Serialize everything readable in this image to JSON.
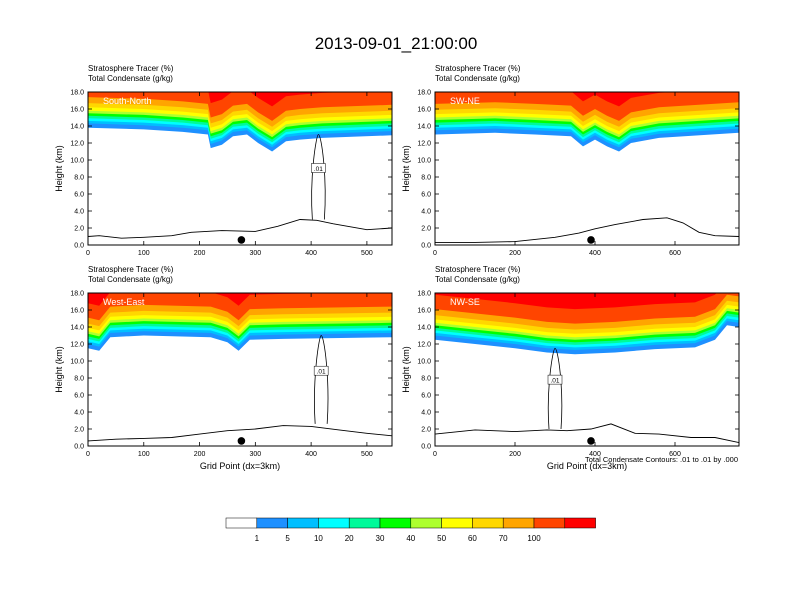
{
  "figure_title": "2013-09-01_21:00:00",
  "contour_info": "Total Condensate Contours: .01 to .01 by .000",
  "chart_data": [
    {
      "type": "heatmap",
      "panel_label": "South-North",
      "left_titles": [
        "Stratosphere Tracer   (%)",
        "Total Condensate   (g/kg)"
      ],
      "ylabel": "Height (km)",
      "xlabel": "",
      "xlim": [
        0,
        545
      ],
      "ylim": [
        0,
        18
      ],
      "x_ticks": [
        0,
        100,
        200,
        300,
        400,
        500
      ],
      "y_ticks": [
        "0.0",
        "2.0",
        "4.0",
        "6.0",
        "8.0",
        "10.0",
        "12.0",
        "14.0",
        "16.0",
        "18.0"
      ],
      "marker_x": 275,
      "contour_label": ".01",
      "tracer_bottom": [
        [
          0,
          13.8
        ],
        [
          100,
          13.6
        ],
        [
          170,
          13.3
        ],
        [
          215,
          13.0
        ],
        [
          220,
          11.4
        ],
        [
          240,
          11.8
        ],
        [
          260,
          12.8
        ],
        [
          285,
          13.0
        ],
        [
          305,
          12.0
        ],
        [
          330,
          11.0
        ],
        [
          355,
          12.2
        ],
        [
          380,
          12.4
        ],
        [
          420,
          12.6
        ],
        [
          545,
          12.9
        ]
      ],
      "terrain": [
        [
          0,
          1.0
        ],
        [
          20,
          1.1
        ],
        [
          60,
          0.8
        ],
        [
          100,
          0.9
        ],
        [
          150,
          1.1
        ],
        [
          185,
          1.5
        ],
        [
          240,
          1.7
        ],
        [
          300,
          1.6
        ],
        [
          340,
          2.2
        ],
        [
          380,
          3.0
        ],
        [
          410,
          2.9
        ],
        [
          440,
          2.5
        ],
        [
          500,
          1.8
        ],
        [
          545,
          2.0
        ]
      ]
    },
    {
      "type": "heatmap",
      "panel_label": "SW-NE",
      "left_titles": [
        "Stratosphere Tracer   (%)",
        "Total Condensate   (g/kg)"
      ],
      "ylabel": "Height (km)",
      "xlabel": "",
      "xlim": [
        0,
        760
      ],
      "ylim": [
        0,
        18
      ],
      "x_ticks": [
        0,
        200,
        400,
        600
      ],
      "y_ticks": [
        "0.0",
        "2.0",
        "4.0",
        "6.0",
        "8.0",
        "10.0",
        "12.0",
        "14.0",
        "16.0",
        "18.0"
      ],
      "marker_x": 390,
      "contour_label": "",
      "tracer_bottom": [
        [
          0,
          13.0
        ],
        [
          150,
          13.2
        ],
        [
          250,
          13.0
        ],
        [
          340,
          12.8
        ],
        [
          370,
          11.6
        ],
        [
          400,
          12.4
        ],
        [
          430,
          11.6
        ],
        [
          460,
          11.0
        ],
        [
          490,
          12.0
        ],
        [
          560,
          12.6
        ],
        [
          760,
          13.2
        ]
      ],
      "terrain": [
        [
          0,
          0.3
        ],
        [
          100,
          0.3
        ],
        [
          200,
          0.4
        ],
        [
          300,
          0.9
        ],
        [
          360,
          1.4
        ],
        [
          400,
          1.9
        ],
        [
          450,
          2.4
        ],
        [
          520,
          3.0
        ],
        [
          580,
          3.2
        ],
        [
          620,
          2.6
        ],
        [
          660,
          1.5
        ],
        [
          700,
          1.1
        ],
        [
          760,
          1.0
        ]
      ]
    },
    {
      "type": "heatmap",
      "panel_label": "West-East",
      "left_titles": [
        "Stratosphere Tracer   (%)",
        "Total Condensate   (g/kg)"
      ],
      "ylabel": "Height (km)",
      "xlabel": "Grid Point (dx=3km)",
      "xlim": [
        0,
        545
      ],
      "ylim": [
        0,
        18
      ],
      "x_ticks": [
        0,
        100,
        200,
        300,
        400,
        500
      ],
      "y_ticks": [
        "0.0",
        "2.0",
        "4.0",
        "6.0",
        "8.0",
        "10.0",
        "12.0",
        "14.0",
        "16.0",
        "18.0"
      ],
      "marker_x": 275,
      "contour_label": ".01",
      "tracer_bottom": [
        [
          0,
          11.5
        ],
        [
          20,
          11.2
        ],
        [
          40,
          12.8
        ],
        [
          100,
          13.0
        ],
        [
          220,
          12.8
        ],
        [
          250,
          12.2
        ],
        [
          270,
          11.2
        ],
        [
          290,
          12.5
        ],
        [
          350,
          12.6
        ],
        [
          545,
          12.8
        ]
      ],
      "terrain": [
        [
          0,
          0.6
        ],
        [
          50,
          0.8
        ],
        [
          100,
          0.9
        ],
        [
          150,
          1.0
        ],
        [
          200,
          1.4
        ],
        [
          250,
          1.8
        ],
        [
          300,
          2.0
        ],
        [
          350,
          2.4
        ],
        [
          400,
          2.3
        ],
        [
          450,
          1.9
        ],
        [
          500,
          1.5
        ],
        [
          545,
          1.2
        ]
      ]
    },
    {
      "type": "heatmap",
      "panel_label": "NW-SE",
      "left_titles": [
        "Stratosphere Tracer   (%)",
        "Total Condensate   (g/kg)"
      ],
      "ylabel": "Height (km)",
      "xlabel": "Grid Point (dx=3km)",
      "xlim": [
        0,
        760
      ],
      "ylim": [
        0,
        18
      ],
      "x_ticks": [
        0,
        200,
        400,
        600
      ],
      "y_ticks": [
        "0.0",
        "2.0",
        "4.0",
        "6.0",
        "8.0",
        "10.0",
        "12.0",
        "14.0",
        "16.0",
        "18.0"
      ],
      "marker_x": 390,
      "contour_label": ".01",
      "tracer_bottom": [
        [
          0,
          12.5
        ],
        [
          100,
          12.0
        ],
        [
          200,
          11.5
        ],
        [
          280,
          11.0
        ],
        [
          350,
          10.8
        ],
        [
          450,
          11.0
        ],
        [
          550,
          11.4
        ],
        [
          650,
          11.6
        ],
        [
          700,
          12.5
        ],
        [
          730,
          14.2
        ],
        [
          760,
          14.0
        ]
      ],
      "terrain": [
        [
          0,
          1.4
        ],
        [
          100,
          1.9
        ],
        [
          200,
          1.7
        ],
        [
          280,
          1.9
        ],
        [
          330,
          1.8
        ],
        [
          390,
          2.0
        ],
        [
          440,
          2.6
        ],
        [
          500,
          1.5
        ],
        [
          560,
          1.4
        ],
        [
          640,
          1.0
        ],
        [
          700,
          1.0
        ],
        [
          760,
          0.4
        ]
      ]
    }
  ],
  "colorbar": {
    "labels": [
      "1",
      "5",
      "10",
      "20",
      "30",
      "40",
      "50",
      "60",
      "70",
      "100"
    ],
    "colors": [
      "#ffffff",
      "#1e90ff",
      "#00bfff",
      "#00ffff",
      "#00fa9a",
      "#00ff00",
      "#adff2f",
      "#ffff00",
      "#ffd700",
      "#ffa500",
      "#ff4500",
      "#ff0000"
    ]
  }
}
★ ★ ★ ★ ★ ★ ★
### EXERCISE BRIEF
Retype everything in the material word for word, minus pictures.

### RESULT OF THE EXERCISE
Serialize everything readable in this image to JSON.
{
  "figure_title": "2013-09-01_21:00:00",
  "contour_info": "Total Condensate Contours: .01 to .01 by .000",
  "chart_data": [
    {
      "type": "heatmap",
      "panel_label": "South-North",
      "left_titles": [
        "Stratosphere Tracer   (%)",
        "Total Condensate   (g/kg)"
      ],
      "ylabel": "Height (km)",
      "xlabel": "",
      "xlim": [
        0,
        545
      ],
      "ylim": [
        0,
        18
      ],
      "x_ticks": [
        0,
        100,
        200,
        300,
        400,
        500
      ],
      "y_ticks": [
        "0.0",
        "2.0",
        "4.0",
        "6.0",
        "8.0",
        "10.0",
        "12.0",
        "14.0",
        "16.0",
        "18.0"
      ],
      "marker_x": 275,
      "contour_label": ".01",
      "tracer_bottom": [
        [
          0,
          13.8
        ],
        [
          100,
          13.6
        ],
        [
          170,
          13.3
        ],
        [
          215,
          13.0
        ],
        [
          220,
          11.4
        ],
        [
          240,
          11.8
        ],
        [
          260,
          12.8
        ],
        [
          285,
          13.0
        ],
        [
          305,
          12.0
        ],
        [
          330,
          11.0
        ],
        [
          355,
          12.2
        ],
        [
          380,
          12.4
        ],
        [
          420,
          12.6
        ],
        [
          545,
          12.9
        ]
      ],
      "terrain": [
        [
          0,
          1.0
        ],
        [
          20,
          1.1
        ],
        [
          60,
          0.8
        ],
        [
          100,
          0.9
        ],
        [
          150,
          1.1
        ],
        [
          185,
          1.5
        ],
        [
          240,
          1.7
        ],
        [
          300,
          1.6
        ],
        [
          340,
          2.2
        ],
        [
          380,
          3.0
        ],
        [
          410,
          2.9
        ],
        [
          440,
          2.5
        ],
        [
          500,
          1.8
        ],
        [
          545,
          2.0
        ]
      ]
    },
    {
      "type": "heatmap",
      "panel_label": "SW-NE",
      "left_titles": [
        "Stratosphere Tracer   (%)",
        "Total Condensate   (g/kg)"
      ],
      "ylabel": "Height (km)",
      "xlabel": "",
      "xlim": [
        0,
        760
      ],
      "ylim": [
        0,
        18
      ],
      "x_ticks": [
        0,
        200,
        400,
        600
      ],
      "y_ticks": [
        "0.0",
        "2.0",
        "4.0",
        "6.0",
        "8.0",
        "10.0",
        "12.0",
        "14.0",
        "16.0",
        "18.0"
      ],
      "marker_x": 390,
      "contour_label": "",
      "tracer_bottom": [
        [
          0,
          13.0
        ],
        [
          150,
          13.2
        ],
        [
          250,
          13.0
        ],
        [
          340,
          12.8
        ],
        [
          370,
          11.6
        ],
        [
          400,
          12.4
        ],
        [
          430,
          11.6
        ],
        [
          460,
          11.0
        ],
        [
          490,
          12.0
        ],
        [
          560,
          12.6
        ],
        [
          760,
          13.2
        ]
      ],
      "terrain": [
        [
          0,
          0.3
        ],
        [
          100,
          0.3
        ],
        [
          200,
          0.4
        ],
        [
          300,
          0.9
        ],
        [
          360,
          1.4
        ],
        [
          400,
          1.9
        ],
        [
          450,
          2.4
        ],
        [
          520,
          3.0
        ],
        [
          580,
          3.2
        ],
        [
          620,
          2.6
        ],
        [
          660,
          1.5
        ],
        [
          700,
          1.1
        ],
        [
          760,
          1.0
        ]
      ]
    },
    {
      "type": "heatmap",
      "panel_label": "West-East",
      "left_titles": [
        "Stratosphere Tracer   (%)",
        "Total Condensate   (g/kg)"
      ],
      "ylabel": "Height (km)",
      "xlabel": "Grid Point (dx=3km)",
      "xlim": [
        0,
        545
      ],
      "ylim": [
        0,
        18
      ],
      "x_ticks": [
        0,
        100,
        200,
        300,
        400,
        500
      ],
      "y_ticks": [
        "0.0",
        "2.0",
        "4.0",
        "6.0",
        "8.0",
        "10.0",
        "12.0",
        "14.0",
        "16.0",
        "18.0"
      ],
      "marker_x": 275,
      "contour_label": ".01",
      "tracer_bottom": [
        [
          0,
          11.5
        ],
        [
          20,
          11.2
        ],
        [
          40,
          12.8
        ],
        [
          100,
          13.0
        ],
        [
          220,
          12.8
        ],
        [
          250,
          12.2
        ],
        [
          270,
          11.2
        ],
        [
          290,
          12.5
        ],
        [
          350,
          12.6
        ],
        [
          545,
          12.8
        ]
      ],
      "terrain": [
        [
          0,
          0.6
        ],
        [
          50,
          0.8
        ],
        [
          100,
          0.9
        ],
        [
          150,
          1.0
        ],
        [
          200,
          1.4
        ],
        [
          250,
          1.8
        ],
        [
          300,
          2.0
        ],
        [
          350,
          2.4
        ],
        [
          400,
          2.3
        ],
        [
          450,
          1.9
        ],
        [
          500,
          1.5
        ],
        [
          545,
          1.2
        ]
      ]
    },
    {
      "type": "heatmap",
      "panel_label": "NW-SE",
      "left_titles": [
        "Stratosphere Tracer   (%)",
        "Total Condensate   (g/kg)"
      ],
      "ylabel": "Height (km)",
      "xlabel": "Grid Point (dx=3km)",
      "xlim": [
        0,
        760
      ],
      "ylim": [
        0,
        18
      ],
      "x_ticks": [
        0,
        200,
        400,
        600
      ],
      "y_ticks": [
        "0.0",
        "2.0",
        "4.0",
        "6.0",
        "8.0",
        "10.0",
        "12.0",
        "14.0",
        "16.0",
        "18.0"
      ],
      "marker_x": 390,
      "contour_label": ".01",
      "tracer_bottom": [
        [
          0,
          12.5
        ],
        [
          100,
          12.0
        ],
        [
          200,
          11.5
        ],
        [
          280,
          11.0
        ],
        [
          350,
          10.8
        ],
        [
          450,
          11.0
        ],
        [
          550,
          11.4
        ],
        [
          650,
          11.6
        ],
        [
          700,
          12.5
        ],
        [
          730,
          14.2
        ],
        [
          760,
          14.0
        ]
      ],
      "terrain": [
        [
          0,
          1.4
        ],
        [
          100,
          1.9
        ],
        [
          200,
          1.7
        ],
        [
          280,
          1.9
        ],
        [
          330,
          1.8
        ],
        [
          390,
          2.0
        ],
        [
          440,
          2.6
        ],
        [
          500,
          1.5
        ],
        [
          560,
          1.4
        ],
        [
          640,
          1.0
        ],
        [
          700,
          1.0
        ],
        [
          760,
          0.4
        ]
      ]
    }
  ],
  "colorbar": {
    "labels": [
      "1",
      "5",
      "10",
      "20",
      "30",
      "40",
      "50",
      "60",
      "70",
      "100"
    ],
    "colors": [
      "#ffffff",
      "#1e90ff",
      "#00bfff",
      "#00ffff",
      "#00fa9a",
      "#00ff00",
      "#adff2f",
      "#ffff00",
      "#ffd700",
      "#ffa500",
      "#ff4500",
      "#ff0000"
    ]
  }
}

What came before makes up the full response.